## REQUIRED TASK
Include the line containing "Extract the structured" and every line after it up to the end of the material below; reproduce them exactly and drop the pictures.

— BEGIN —

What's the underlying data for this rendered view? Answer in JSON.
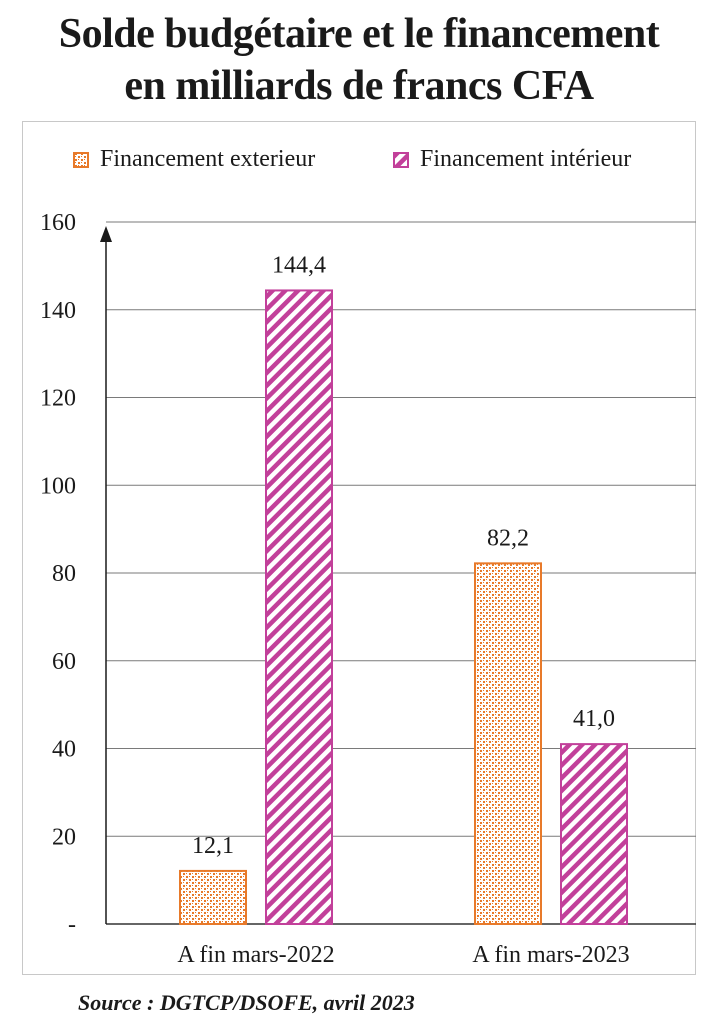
{
  "title_line1": "Solde budgétaire et le financement",
  "title_line2": "en milliards de francs CFA",
  "source": "Source : DGTCP/DSOFE, avril 2023",
  "chart_data": {
    "type": "bar",
    "categories": [
      "A fin mars-2022",
      "A fin mars-2023"
    ],
    "series": [
      {
        "name": "Financement exterieur",
        "values": [
          12.1,
          82.2
        ],
        "labels": [
          "12,1",
          "82,2"
        ],
        "color": "#e87a2a",
        "pattern": "dotted"
      },
      {
        "name": "Financement intérieur",
        "values": [
          144.4,
          41.0
        ],
        "labels": [
          "144,4",
          "41,0"
        ],
        "color": "#c2409a",
        "pattern": "diagonal-stripes"
      }
    ],
    "y_ticks": [
      "-",
      "20",
      "40",
      "60",
      "80",
      "100",
      "120",
      "140",
      "160"
    ],
    "ylim": [
      0,
      160
    ],
    "grid": true,
    "legend": "top"
  }
}
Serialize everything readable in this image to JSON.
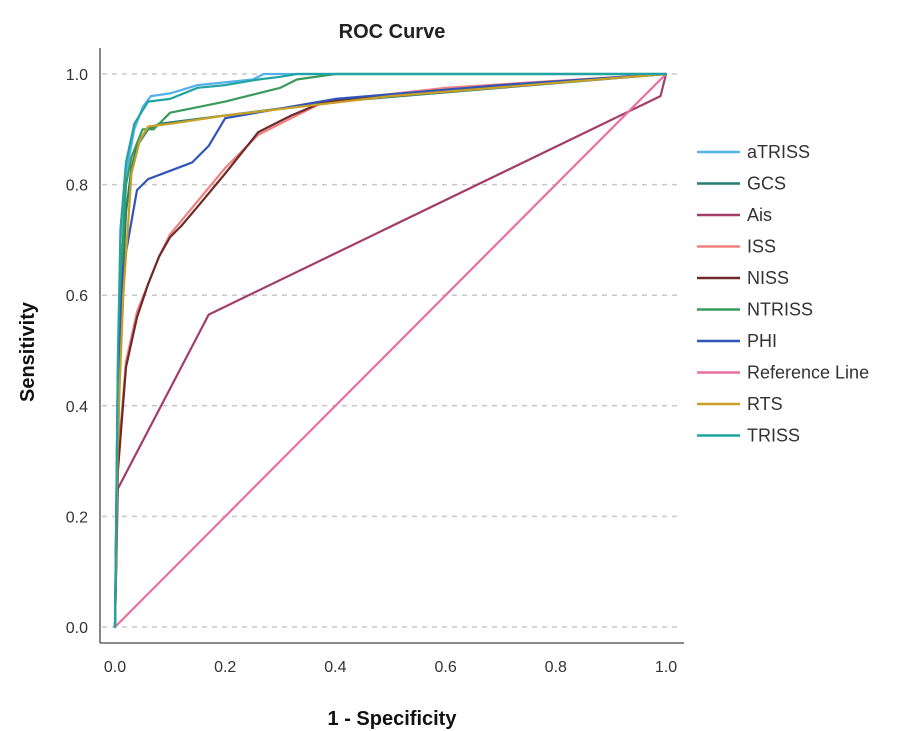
{
  "chart_data": {
    "type": "line",
    "title": "ROC Curve",
    "xlabel": "1 - Specificity",
    "ylabel": "Sensitivity",
    "xlim": [
      0,
      1
    ],
    "ylim": [
      0,
      1
    ],
    "xticks": [
      "0.0",
      "0.2",
      "0.4",
      "0.6",
      "0.8",
      "1.0"
    ],
    "yticks": [
      "0.0",
      "0.2",
      "0.4",
      "0.6",
      "0.8",
      "1.0"
    ],
    "grid": "horizontal-dashed",
    "legend_position": "right",
    "series": [
      {
        "name": "aTRISS",
        "color": "#55b0ea",
        "points": [
          [
            0,
            0
          ],
          [
            0.005,
            0.45
          ],
          [
            0.01,
            0.7
          ],
          [
            0.02,
            0.82
          ],
          [
            0.035,
            0.9
          ],
          [
            0.05,
            0.94
          ],
          [
            0.065,
            0.96
          ],
          [
            0.1,
            0.965
          ],
          [
            0.15,
            0.98
          ],
          [
            0.25,
            0.99
          ],
          [
            0.27,
            1.0
          ],
          [
            1,
            1
          ]
        ]
      },
      {
        "name": "GCS",
        "color": "#277e73",
        "points": [
          [
            0,
            0
          ],
          [
            0.005,
            0.3
          ],
          [
            0.01,
            0.55
          ],
          [
            0.02,
            0.75
          ],
          [
            0.03,
            0.83
          ],
          [
            0.04,
            0.87
          ],
          [
            0.06,
            0.9
          ],
          [
            0.08,
            0.91
          ],
          [
            0.2,
            0.925
          ],
          [
            0.4,
            0.95
          ],
          [
            0.7,
            0.975
          ],
          [
            1,
            1
          ]
        ]
      },
      {
        "name": "Ais",
        "color": "#a33d68",
        "points": [
          [
            0,
            0
          ],
          [
            0.005,
            0.25
          ],
          [
            0.17,
            0.565
          ],
          [
            0.99,
            0.96
          ],
          [
            1,
            1
          ]
        ]
      },
      {
        "name": "ISS",
        "color": "#f08080",
        "points": [
          [
            0,
            0
          ],
          [
            0.005,
            0.3
          ],
          [
            0.02,
            0.48
          ],
          [
            0.04,
            0.57
          ],
          [
            0.06,
            0.62
          ],
          [
            0.08,
            0.67
          ],
          [
            0.1,
            0.71
          ],
          [
            0.15,
            0.77
          ],
          [
            0.2,
            0.83
          ],
          [
            0.26,
            0.89
          ],
          [
            0.32,
            0.92
          ],
          [
            0.38,
            0.95
          ],
          [
            0.6,
            0.975
          ],
          [
            1,
            1
          ]
        ]
      },
      {
        "name": "NISS",
        "color": "#6e2a2a",
        "points": [
          [
            0,
            0
          ],
          [
            0.005,
            0.28
          ],
          [
            0.02,
            0.47
          ],
          [
            0.04,
            0.56
          ],
          [
            0.06,
            0.62
          ],
          [
            0.08,
            0.67
          ],
          [
            0.1,
            0.705
          ],
          [
            0.12,
            0.725
          ],
          [
            0.15,
            0.76
          ],
          [
            0.2,
            0.82
          ],
          [
            0.26,
            0.895
          ],
          [
            0.32,
            0.925
          ],
          [
            0.38,
            0.95
          ],
          [
            0.6,
            0.97
          ],
          [
            1,
            1
          ]
        ]
      },
      {
        "name": "NTRISS",
        "color": "#3a9a58",
        "points": [
          [
            0,
            0
          ],
          [
            0.005,
            0.4
          ],
          [
            0.01,
            0.62
          ],
          [
            0.02,
            0.8
          ],
          [
            0.03,
            0.85
          ],
          [
            0.05,
            0.9
          ],
          [
            0.07,
            0.9
          ],
          [
            0.1,
            0.93
          ],
          [
            0.15,
            0.94
          ],
          [
            0.2,
            0.95
          ],
          [
            0.3,
            0.975
          ],
          [
            0.33,
            0.99
          ],
          [
            0.4,
            1.0
          ],
          [
            1,
            1
          ]
        ]
      },
      {
        "name": "PHI",
        "color": "#3054b8",
        "points": [
          [
            0,
            0
          ],
          [
            0.005,
            0.45
          ],
          [
            0.015,
            0.65
          ],
          [
            0.04,
            0.79
          ],
          [
            0.06,
            0.81
          ],
          [
            0.1,
            0.825
          ],
          [
            0.14,
            0.84
          ],
          [
            0.17,
            0.87
          ],
          [
            0.2,
            0.92
          ],
          [
            0.4,
            0.955
          ],
          [
            0.7,
            0.98
          ],
          [
            1,
            1
          ]
        ]
      },
      {
        "name": "Reference Line",
        "color": "#e870a0",
        "points": [
          [
            0,
            0
          ],
          [
            1,
            1
          ]
        ]
      },
      {
        "name": "RTS",
        "color": "#c8a028",
        "points": [
          [
            0,
            0
          ],
          [
            0.005,
            0.35
          ],
          [
            0.015,
            0.6
          ],
          [
            0.03,
            0.82
          ],
          [
            0.045,
            0.88
          ],
          [
            0.06,
            0.905
          ],
          [
            0.1,
            0.91
          ],
          [
            0.2,
            0.925
          ],
          [
            0.5,
            0.96
          ],
          [
            1,
            1
          ]
        ]
      },
      {
        "name": "TRISS",
        "color": "#1fa3a3",
        "points": [
          [
            0,
            0
          ],
          [
            0.005,
            0.48
          ],
          [
            0.01,
            0.72
          ],
          [
            0.02,
            0.84
          ],
          [
            0.035,
            0.91
          ],
          [
            0.06,
            0.95
          ],
          [
            0.1,
            0.955
          ],
          [
            0.15,
            0.975
          ],
          [
            0.2,
            0.98
          ],
          [
            0.26,
            0.99
          ],
          [
            0.3,
            0.995
          ],
          [
            0.33,
            1.0
          ],
          [
            1,
            1
          ]
        ]
      }
    ]
  }
}
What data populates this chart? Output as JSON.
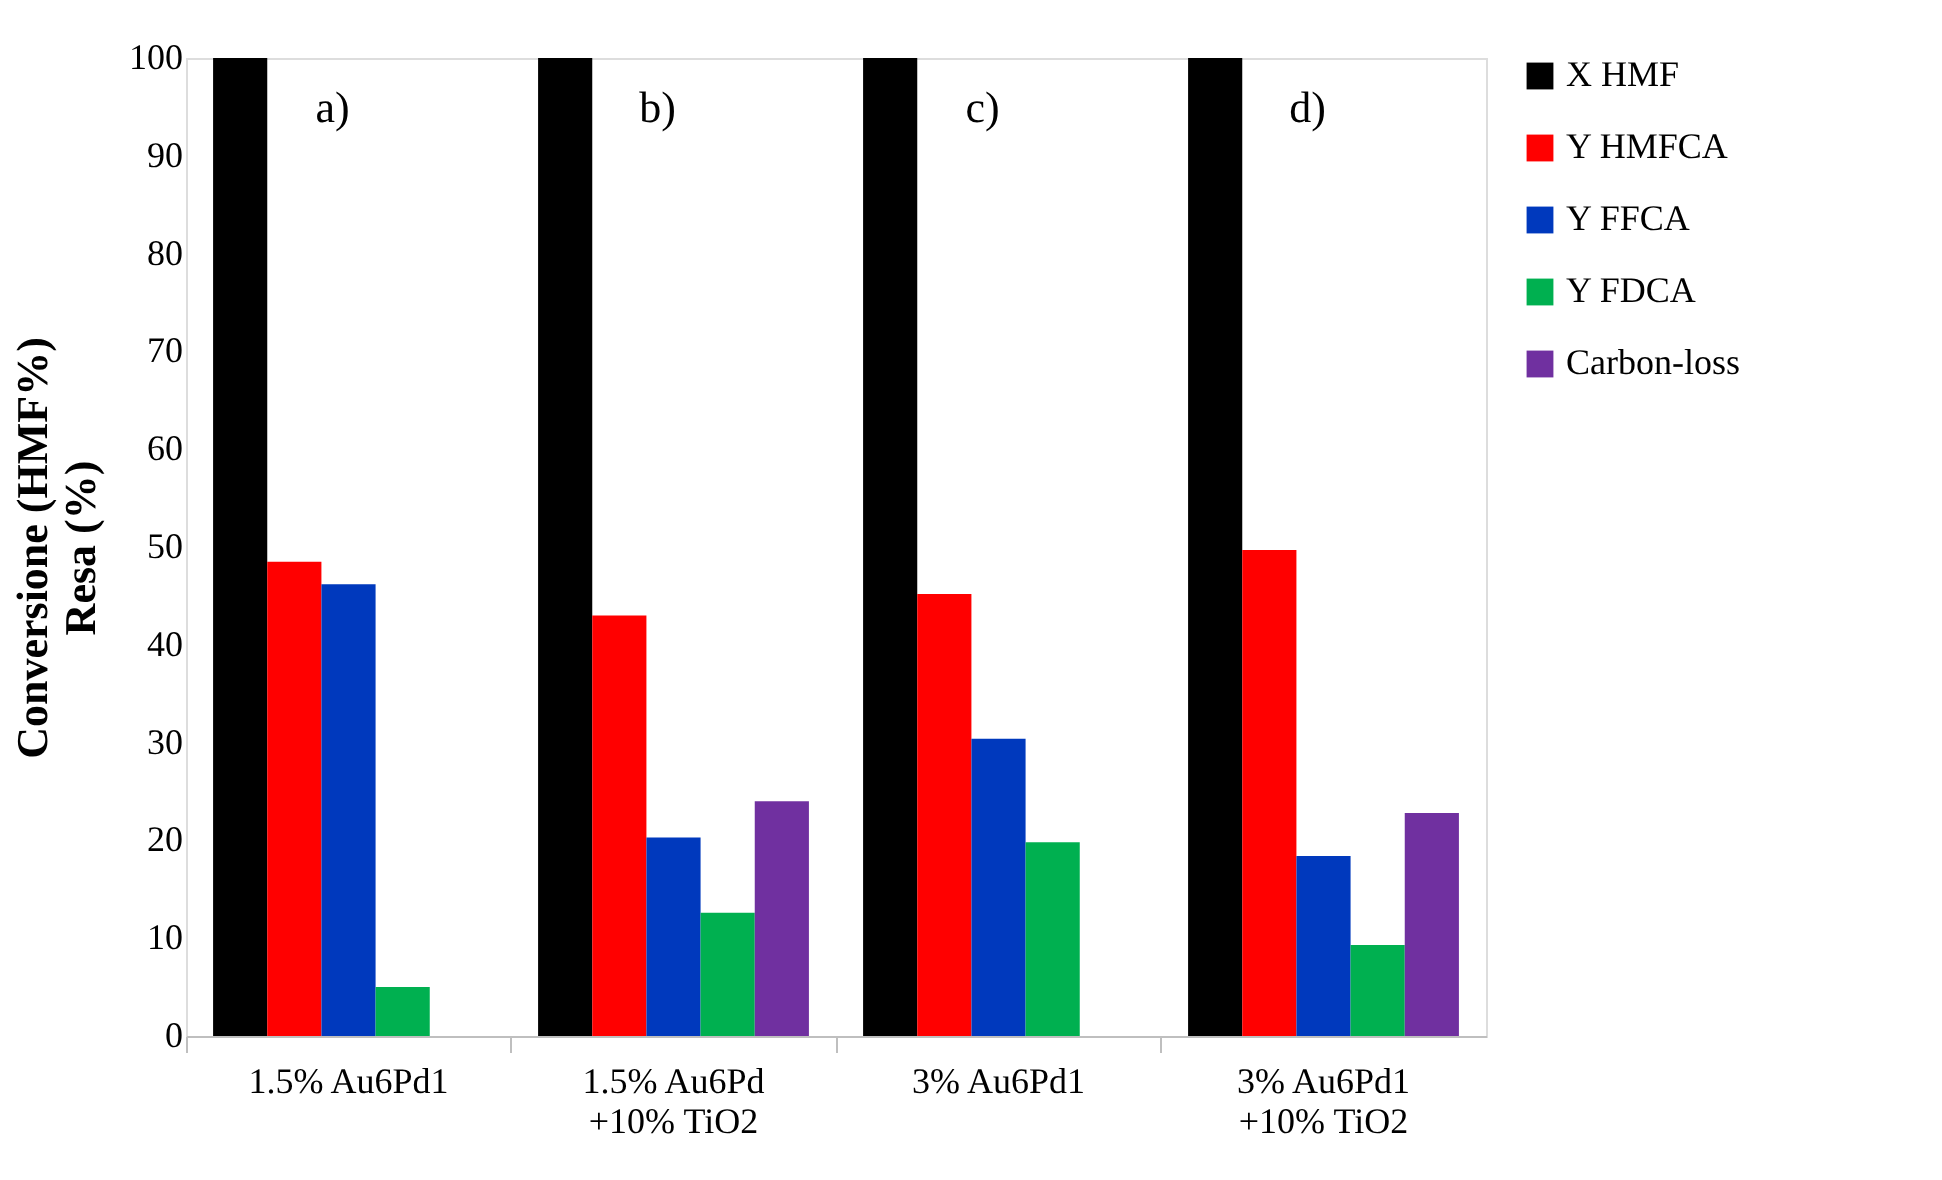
{
  "chart_data": {
    "type": "bar",
    "ylabel": "Conversione (HMF%)\nResa (%)",
    "categories": [
      "1.5%  Au6Pd1",
      "1.5% Au6Pd\n+10% TiO2",
      "3%  Au6Pd1",
      "3% Au6Pd1\n+10% TiO2"
    ],
    "series": [
      {
        "name": "X HMF",
        "color": "#000000",
        "values": [
          100,
          100,
          100,
          100
        ]
      },
      {
        "name": "Y HMFCA",
        "color": "#ff0000",
        "values": [
          48.5,
          43,
          45.2,
          49.7
        ]
      },
      {
        "name": "Y FFCA",
        "color": "#0039bd",
        "values": [
          46.2,
          20.3,
          30.4,
          18.4
        ]
      },
      {
        "name": "Y FDCA",
        "color": "#00b050",
        "values": [
          5,
          12.6,
          19.8,
          9.3
        ]
      },
      {
        "name": "Carbon-loss",
        "color": "#7030a0",
        "values": [
          null,
          24,
          null,
          22.8
        ]
      }
    ],
    "ylim": [
      0,
      100
    ],
    "yticks": [
      0,
      10,
      20,
      30,
      40,
      50,
      60,
      70,
      80,
      90,
      100
    ],
    "grid": false,
    "legend": "right",
    "annotations": [
      "a)",
      "b)",
      "c)",
      "d)"
    ]
  }
}
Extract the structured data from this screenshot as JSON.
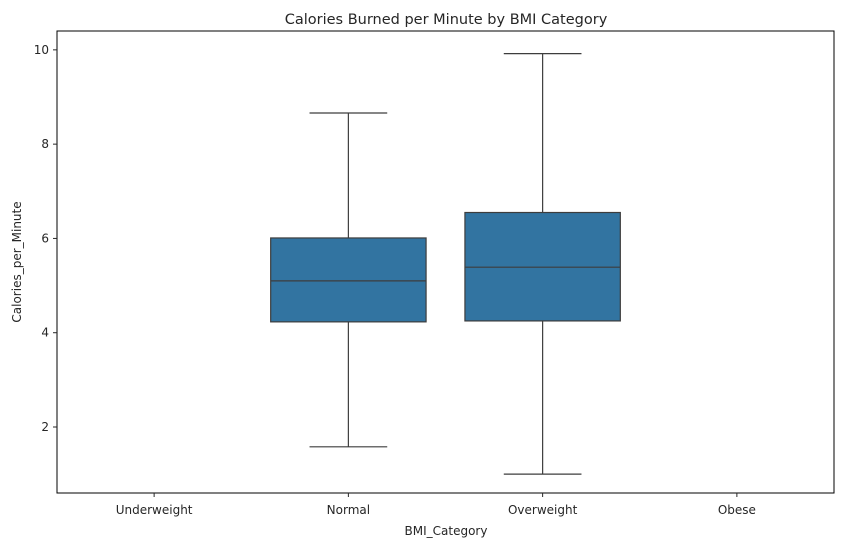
{
  "chart_data": {
    "type": "box",
    "title": "Calories Burned per Minute by BMI Category",
    "xlabel": "BMI_Category",
    "ylabel": "Calories_per_Minute",
    "categories": [
      "Underweight",
      "Normal",
      "Overweight",
      "Obese"
    ],
    "ylim": [
      0.6,
      10.4
    ],
    "yticks": [
      2,
      4,
      6,
      8,
      10
    ],
    "grid": false,
    "box_color": "#3274a1",
    "line_color": "#3d3d3d",
    "boxes": [
      null,
      {
        "whisker_low": 1.58,
        "q1": 4.23,
        "median": 5.1,
        "q3": 6.01,
        "whisker_high": 8.66
      },
      {
        "whisker_low": 1.0,
        "q1": 4.25,
        "median": 5.39,
        "q3": 6.55,
        "whisker_high": 9.92
      },
      null
    ]
  }
}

— END —

## ANSWER TO THIS TASK
Extract the structured data from this screenshot as JSON.
{
  "chart_data": {
    "type": "box",
    "title": "Calories Burned per Minute by BMI Category",
    "xlabel": "BMI_Category",
    "ylabel": "Calories_per_Minute",
    "categories": [
      "Underweight",
      "Normal",
      "Overweight",
      "Obese"
    ],
    "ylim": [
      0.6,
      10.4
    ],
    "yticks": [
      2,
      4,
      6,
      8,
      10
    ],
    "grid": false,
    "box_color": "#3274a1",
    "line_color": "#3d3d3d",
    "boxes": [
      null,
      {
        "whisker_low": 1.58,
        "q1": 4.23,
        "median": 5.1,
        "q3": 6.01,
        "whisker_high": 8.66
      },
      {
        "whisker_low": 1.0,
        "q1": 4.25,
        "median": 5.39,
        "q3": 6.55,
        "whisker_high": 9.92
      },
      null
    ]
  }
}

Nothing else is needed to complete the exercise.